begin Material for this exercise
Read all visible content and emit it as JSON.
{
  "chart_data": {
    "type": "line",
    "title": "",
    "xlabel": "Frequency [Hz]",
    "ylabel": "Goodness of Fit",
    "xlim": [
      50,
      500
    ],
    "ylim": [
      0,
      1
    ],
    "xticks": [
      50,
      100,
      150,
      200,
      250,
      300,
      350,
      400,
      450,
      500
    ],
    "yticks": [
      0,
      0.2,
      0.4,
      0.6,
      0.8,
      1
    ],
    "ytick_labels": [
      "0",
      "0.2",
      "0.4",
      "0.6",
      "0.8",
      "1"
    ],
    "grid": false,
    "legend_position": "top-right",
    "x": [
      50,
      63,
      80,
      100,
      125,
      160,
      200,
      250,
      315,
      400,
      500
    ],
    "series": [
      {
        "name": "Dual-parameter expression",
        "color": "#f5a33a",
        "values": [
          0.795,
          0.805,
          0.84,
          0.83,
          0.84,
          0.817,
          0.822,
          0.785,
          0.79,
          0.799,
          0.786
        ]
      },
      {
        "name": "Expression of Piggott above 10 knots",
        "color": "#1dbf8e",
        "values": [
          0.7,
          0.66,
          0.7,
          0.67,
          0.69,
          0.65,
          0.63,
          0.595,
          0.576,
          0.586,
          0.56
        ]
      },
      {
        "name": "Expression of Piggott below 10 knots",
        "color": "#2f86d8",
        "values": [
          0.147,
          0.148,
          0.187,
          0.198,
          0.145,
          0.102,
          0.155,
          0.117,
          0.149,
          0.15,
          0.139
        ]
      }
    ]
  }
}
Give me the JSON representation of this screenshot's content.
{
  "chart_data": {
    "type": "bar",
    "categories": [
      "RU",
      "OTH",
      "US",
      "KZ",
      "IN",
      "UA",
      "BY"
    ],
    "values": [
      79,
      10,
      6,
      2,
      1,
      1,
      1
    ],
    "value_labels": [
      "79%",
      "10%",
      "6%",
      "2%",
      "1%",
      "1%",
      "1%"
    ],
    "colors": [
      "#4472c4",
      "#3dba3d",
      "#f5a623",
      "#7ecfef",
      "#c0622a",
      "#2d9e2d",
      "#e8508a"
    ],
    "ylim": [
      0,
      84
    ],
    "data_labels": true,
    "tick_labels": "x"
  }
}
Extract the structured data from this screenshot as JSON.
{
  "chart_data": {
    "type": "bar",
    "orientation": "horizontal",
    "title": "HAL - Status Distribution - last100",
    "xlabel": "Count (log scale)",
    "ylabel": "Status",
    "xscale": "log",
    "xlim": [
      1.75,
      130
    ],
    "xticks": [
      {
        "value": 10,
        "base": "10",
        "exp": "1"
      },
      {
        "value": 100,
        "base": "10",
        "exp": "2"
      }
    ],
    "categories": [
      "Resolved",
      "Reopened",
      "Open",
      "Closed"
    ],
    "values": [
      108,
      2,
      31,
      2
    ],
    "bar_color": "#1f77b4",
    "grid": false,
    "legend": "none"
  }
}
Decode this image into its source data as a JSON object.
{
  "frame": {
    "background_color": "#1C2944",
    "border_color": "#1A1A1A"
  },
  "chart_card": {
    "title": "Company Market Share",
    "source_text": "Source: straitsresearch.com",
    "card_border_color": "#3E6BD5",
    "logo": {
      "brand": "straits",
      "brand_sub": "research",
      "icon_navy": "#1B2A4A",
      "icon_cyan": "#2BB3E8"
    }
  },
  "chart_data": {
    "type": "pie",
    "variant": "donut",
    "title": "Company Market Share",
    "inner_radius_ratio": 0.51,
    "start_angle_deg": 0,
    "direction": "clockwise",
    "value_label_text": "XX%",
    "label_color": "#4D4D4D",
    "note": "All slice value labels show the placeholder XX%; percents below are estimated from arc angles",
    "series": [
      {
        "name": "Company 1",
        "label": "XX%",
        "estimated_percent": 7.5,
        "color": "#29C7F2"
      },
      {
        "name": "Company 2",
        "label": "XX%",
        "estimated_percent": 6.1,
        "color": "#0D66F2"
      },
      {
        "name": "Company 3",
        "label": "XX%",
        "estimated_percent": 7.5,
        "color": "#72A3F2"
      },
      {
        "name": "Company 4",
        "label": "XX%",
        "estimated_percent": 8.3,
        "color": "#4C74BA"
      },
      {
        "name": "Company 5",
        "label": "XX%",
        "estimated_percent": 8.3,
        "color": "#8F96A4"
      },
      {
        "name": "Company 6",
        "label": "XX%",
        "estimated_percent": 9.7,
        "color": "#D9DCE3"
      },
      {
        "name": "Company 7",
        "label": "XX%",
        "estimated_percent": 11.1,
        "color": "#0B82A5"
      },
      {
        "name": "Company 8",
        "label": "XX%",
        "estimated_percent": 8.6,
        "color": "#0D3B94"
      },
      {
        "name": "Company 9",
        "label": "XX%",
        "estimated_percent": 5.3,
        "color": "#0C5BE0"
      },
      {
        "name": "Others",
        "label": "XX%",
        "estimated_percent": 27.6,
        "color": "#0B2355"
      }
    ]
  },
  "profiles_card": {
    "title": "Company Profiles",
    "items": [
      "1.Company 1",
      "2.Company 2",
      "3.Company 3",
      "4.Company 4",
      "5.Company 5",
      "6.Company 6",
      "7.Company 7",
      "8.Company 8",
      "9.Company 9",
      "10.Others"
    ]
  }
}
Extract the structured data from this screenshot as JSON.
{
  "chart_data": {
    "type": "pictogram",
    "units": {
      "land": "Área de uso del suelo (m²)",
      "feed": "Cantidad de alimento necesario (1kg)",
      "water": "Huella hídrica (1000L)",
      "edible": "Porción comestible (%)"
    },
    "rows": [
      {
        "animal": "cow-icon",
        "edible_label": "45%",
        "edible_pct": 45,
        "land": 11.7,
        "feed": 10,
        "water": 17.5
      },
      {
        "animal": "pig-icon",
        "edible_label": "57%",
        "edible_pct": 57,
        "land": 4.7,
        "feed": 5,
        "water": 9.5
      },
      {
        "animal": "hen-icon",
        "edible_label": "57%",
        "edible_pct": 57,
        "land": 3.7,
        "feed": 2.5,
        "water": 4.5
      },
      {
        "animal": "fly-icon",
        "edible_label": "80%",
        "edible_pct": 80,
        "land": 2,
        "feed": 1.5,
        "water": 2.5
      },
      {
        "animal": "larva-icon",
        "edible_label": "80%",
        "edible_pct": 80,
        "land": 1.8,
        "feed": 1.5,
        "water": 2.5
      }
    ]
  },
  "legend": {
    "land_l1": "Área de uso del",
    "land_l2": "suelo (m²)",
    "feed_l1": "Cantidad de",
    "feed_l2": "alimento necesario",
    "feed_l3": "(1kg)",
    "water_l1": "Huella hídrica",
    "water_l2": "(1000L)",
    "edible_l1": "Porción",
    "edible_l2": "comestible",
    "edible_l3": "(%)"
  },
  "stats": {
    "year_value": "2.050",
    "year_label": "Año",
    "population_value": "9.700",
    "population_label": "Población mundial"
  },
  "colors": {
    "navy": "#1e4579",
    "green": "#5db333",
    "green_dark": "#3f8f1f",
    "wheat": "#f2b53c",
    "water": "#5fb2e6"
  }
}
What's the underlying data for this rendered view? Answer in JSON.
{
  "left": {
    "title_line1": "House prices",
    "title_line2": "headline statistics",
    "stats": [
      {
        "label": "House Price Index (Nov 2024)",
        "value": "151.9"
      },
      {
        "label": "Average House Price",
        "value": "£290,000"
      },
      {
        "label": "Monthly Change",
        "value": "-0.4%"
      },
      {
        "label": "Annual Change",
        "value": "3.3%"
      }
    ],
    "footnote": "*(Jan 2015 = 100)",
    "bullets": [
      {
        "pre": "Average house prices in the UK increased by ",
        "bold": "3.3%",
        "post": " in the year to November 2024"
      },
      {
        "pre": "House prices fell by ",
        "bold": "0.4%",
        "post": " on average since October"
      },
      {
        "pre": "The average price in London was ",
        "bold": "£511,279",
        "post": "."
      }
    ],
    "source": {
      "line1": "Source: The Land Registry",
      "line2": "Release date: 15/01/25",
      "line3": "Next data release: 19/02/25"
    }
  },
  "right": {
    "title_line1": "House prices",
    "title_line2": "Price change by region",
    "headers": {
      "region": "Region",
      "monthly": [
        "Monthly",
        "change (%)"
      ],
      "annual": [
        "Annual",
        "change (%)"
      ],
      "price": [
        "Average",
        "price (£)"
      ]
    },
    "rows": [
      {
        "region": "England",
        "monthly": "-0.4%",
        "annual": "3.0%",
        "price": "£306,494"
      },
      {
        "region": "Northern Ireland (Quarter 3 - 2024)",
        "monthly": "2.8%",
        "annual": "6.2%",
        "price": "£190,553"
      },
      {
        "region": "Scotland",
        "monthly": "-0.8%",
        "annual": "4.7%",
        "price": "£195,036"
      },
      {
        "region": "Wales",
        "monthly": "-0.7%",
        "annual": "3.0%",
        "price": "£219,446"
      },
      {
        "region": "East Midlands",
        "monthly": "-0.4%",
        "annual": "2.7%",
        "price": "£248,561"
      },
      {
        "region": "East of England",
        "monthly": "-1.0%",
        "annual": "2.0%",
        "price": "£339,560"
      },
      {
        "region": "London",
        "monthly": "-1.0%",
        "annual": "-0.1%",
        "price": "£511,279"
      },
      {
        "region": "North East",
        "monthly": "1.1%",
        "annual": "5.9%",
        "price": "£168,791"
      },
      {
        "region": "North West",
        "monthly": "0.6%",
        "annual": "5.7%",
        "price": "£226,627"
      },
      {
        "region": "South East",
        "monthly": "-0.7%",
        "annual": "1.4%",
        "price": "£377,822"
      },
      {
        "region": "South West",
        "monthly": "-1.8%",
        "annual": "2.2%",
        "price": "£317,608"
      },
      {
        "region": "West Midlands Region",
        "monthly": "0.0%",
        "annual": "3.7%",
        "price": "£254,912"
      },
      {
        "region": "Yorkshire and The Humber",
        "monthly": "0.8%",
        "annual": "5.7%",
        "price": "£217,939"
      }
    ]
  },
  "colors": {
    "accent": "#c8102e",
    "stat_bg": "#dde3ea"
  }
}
end Material for this exercise
Using the entries above, find all lines with "below". Copy them.

        "name": "Expression of Piggott below 10 knots",
    "note": "All slice value labels show the placeholder XX%; percents below are estimated from arc angles",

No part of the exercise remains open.